Collected data entries:

__________________________________________________

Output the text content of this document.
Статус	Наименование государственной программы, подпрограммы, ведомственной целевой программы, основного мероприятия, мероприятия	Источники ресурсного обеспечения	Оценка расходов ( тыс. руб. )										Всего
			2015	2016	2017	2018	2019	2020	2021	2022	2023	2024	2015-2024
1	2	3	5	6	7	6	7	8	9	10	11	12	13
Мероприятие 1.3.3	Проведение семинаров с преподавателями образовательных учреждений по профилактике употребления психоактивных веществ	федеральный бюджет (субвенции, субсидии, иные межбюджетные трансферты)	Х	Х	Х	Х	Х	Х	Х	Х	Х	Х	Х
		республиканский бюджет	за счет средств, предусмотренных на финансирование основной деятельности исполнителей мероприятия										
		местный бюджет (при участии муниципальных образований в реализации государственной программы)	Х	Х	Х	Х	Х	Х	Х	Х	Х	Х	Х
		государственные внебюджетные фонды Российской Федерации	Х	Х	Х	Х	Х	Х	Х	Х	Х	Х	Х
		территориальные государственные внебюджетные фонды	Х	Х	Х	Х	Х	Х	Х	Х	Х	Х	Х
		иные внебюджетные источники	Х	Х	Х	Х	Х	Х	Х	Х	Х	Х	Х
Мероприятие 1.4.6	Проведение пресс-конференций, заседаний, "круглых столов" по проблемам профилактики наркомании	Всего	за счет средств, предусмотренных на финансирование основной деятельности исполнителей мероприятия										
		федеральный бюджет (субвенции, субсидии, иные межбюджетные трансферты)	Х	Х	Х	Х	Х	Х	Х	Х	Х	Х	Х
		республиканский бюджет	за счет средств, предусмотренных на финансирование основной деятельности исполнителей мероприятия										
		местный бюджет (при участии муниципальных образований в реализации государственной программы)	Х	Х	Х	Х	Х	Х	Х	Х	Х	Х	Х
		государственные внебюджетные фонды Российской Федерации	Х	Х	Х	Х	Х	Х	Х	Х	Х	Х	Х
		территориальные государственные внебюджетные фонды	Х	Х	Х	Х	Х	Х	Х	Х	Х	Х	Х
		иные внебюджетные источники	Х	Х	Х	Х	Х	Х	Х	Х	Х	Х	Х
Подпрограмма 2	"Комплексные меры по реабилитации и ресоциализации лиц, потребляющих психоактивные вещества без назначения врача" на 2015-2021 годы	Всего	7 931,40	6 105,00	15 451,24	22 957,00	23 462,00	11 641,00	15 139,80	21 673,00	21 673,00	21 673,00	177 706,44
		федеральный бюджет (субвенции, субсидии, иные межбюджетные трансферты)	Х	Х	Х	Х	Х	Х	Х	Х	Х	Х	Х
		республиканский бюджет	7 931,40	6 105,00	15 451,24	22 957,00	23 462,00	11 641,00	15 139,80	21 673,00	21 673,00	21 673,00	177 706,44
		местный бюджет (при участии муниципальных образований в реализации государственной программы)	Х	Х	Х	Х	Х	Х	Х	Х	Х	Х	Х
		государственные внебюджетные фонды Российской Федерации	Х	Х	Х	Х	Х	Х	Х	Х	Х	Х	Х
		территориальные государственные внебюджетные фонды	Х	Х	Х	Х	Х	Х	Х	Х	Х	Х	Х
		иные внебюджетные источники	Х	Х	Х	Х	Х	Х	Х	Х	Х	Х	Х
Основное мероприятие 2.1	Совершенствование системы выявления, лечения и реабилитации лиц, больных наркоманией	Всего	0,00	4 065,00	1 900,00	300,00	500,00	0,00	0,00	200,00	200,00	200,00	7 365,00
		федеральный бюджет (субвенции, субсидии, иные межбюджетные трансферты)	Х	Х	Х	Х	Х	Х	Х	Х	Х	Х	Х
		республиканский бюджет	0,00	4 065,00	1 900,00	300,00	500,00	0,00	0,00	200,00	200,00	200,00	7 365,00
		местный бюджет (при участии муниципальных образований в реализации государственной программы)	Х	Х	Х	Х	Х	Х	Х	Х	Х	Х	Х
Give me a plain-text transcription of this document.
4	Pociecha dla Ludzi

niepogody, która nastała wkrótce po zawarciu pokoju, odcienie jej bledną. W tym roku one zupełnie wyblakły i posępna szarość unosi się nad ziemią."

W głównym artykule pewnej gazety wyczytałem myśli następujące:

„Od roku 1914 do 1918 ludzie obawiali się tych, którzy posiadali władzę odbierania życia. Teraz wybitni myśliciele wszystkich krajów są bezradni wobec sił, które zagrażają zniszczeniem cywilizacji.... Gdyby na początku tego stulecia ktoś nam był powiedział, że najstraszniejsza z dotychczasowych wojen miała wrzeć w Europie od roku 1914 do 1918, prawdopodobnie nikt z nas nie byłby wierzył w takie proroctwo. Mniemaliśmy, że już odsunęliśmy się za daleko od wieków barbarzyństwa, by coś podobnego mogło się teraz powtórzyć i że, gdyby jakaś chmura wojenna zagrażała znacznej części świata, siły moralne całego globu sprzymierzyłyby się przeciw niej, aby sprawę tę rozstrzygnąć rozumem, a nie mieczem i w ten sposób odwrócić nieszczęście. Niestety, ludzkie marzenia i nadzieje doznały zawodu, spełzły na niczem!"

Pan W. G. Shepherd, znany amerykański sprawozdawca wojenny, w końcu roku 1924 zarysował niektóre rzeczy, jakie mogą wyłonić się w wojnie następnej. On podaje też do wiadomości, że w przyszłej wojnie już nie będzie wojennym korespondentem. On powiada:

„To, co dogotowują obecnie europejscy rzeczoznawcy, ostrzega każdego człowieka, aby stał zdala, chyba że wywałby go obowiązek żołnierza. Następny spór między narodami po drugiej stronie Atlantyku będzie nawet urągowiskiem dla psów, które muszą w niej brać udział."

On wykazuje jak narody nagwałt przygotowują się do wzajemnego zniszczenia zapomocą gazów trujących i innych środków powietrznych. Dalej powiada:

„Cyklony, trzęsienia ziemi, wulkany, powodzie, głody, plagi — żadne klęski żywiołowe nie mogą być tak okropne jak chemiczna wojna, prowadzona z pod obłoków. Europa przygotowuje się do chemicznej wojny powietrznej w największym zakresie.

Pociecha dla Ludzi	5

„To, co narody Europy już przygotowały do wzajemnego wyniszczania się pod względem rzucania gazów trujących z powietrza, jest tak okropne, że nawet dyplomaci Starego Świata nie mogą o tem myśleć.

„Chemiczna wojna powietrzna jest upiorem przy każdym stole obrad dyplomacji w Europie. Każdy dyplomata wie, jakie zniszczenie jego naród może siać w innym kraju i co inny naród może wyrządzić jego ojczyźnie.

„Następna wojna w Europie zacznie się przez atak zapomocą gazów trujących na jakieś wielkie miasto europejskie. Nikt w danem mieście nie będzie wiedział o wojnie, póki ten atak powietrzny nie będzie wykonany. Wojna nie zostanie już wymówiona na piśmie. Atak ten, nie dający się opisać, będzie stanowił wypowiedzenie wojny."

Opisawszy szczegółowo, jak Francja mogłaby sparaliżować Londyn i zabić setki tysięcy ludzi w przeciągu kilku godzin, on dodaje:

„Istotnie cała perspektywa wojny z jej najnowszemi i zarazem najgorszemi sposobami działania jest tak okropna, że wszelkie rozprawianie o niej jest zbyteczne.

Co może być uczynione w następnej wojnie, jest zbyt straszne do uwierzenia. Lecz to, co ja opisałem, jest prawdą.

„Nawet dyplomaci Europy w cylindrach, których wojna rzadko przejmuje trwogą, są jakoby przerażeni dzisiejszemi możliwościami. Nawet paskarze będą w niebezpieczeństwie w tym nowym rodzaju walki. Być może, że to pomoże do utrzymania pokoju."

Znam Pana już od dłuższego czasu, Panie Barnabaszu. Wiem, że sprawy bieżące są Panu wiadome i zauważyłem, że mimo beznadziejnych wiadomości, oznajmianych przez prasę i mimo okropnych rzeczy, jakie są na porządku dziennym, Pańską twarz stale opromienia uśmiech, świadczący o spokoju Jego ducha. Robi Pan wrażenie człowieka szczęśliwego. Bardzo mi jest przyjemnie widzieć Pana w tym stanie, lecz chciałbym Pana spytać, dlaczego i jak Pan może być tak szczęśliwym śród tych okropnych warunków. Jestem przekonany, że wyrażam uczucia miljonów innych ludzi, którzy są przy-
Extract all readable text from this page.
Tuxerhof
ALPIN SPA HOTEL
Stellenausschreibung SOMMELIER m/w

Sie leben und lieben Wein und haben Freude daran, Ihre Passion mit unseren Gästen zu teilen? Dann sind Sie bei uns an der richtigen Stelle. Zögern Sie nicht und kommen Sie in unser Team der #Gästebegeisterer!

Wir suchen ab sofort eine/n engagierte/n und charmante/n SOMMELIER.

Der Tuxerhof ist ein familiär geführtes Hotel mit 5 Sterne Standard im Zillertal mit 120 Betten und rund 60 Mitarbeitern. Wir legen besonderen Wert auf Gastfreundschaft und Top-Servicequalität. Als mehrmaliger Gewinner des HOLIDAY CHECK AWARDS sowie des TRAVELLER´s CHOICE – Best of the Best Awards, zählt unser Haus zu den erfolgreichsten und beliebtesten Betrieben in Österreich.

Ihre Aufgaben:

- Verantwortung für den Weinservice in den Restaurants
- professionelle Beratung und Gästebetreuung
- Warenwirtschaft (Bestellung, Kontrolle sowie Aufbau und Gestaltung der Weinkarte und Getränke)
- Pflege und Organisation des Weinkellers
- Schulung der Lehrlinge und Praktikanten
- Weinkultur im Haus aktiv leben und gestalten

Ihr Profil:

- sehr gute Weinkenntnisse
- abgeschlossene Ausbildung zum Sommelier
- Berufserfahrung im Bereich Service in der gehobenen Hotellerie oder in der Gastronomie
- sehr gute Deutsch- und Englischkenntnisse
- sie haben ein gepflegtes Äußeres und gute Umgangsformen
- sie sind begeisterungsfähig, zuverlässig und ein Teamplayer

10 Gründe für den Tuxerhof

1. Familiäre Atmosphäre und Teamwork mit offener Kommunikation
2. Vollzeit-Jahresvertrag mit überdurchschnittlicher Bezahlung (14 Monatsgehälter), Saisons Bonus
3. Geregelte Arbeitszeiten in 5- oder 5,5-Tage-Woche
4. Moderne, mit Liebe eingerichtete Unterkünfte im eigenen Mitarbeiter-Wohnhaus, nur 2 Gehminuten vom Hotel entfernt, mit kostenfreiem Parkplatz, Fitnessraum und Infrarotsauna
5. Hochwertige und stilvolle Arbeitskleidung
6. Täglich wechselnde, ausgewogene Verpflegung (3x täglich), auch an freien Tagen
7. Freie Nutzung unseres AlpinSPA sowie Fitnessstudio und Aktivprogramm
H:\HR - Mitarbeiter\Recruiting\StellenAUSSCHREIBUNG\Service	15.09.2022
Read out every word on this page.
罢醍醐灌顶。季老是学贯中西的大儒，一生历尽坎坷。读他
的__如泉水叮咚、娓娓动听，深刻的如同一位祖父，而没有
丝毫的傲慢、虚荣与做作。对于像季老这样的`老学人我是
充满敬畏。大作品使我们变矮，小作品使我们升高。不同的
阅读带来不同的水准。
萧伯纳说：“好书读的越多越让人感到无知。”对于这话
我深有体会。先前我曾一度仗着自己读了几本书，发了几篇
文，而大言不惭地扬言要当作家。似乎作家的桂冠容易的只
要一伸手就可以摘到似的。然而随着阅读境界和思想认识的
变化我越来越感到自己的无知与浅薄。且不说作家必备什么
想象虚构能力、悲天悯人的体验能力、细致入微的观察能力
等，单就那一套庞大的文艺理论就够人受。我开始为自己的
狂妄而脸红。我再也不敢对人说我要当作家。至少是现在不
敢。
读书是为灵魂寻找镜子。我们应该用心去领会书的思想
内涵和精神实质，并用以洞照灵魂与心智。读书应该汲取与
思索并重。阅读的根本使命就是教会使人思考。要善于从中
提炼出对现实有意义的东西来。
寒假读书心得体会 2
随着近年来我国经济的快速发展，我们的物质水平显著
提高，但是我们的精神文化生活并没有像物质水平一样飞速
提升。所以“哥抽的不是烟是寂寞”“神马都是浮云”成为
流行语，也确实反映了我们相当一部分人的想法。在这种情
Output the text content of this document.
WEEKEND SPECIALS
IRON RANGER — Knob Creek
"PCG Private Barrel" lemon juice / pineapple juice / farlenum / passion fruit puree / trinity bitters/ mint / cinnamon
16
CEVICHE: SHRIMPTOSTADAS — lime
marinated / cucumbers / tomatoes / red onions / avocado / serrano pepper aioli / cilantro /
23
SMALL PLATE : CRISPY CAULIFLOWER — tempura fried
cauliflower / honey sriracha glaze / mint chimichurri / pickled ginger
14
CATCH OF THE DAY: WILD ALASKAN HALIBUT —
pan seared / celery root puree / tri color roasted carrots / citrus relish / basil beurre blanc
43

__________________________________________________

**STATED EXERCISE**
Exactly how many lines contain "leben"? State the number and nothing else.

**CORRECT RESPONSE**
2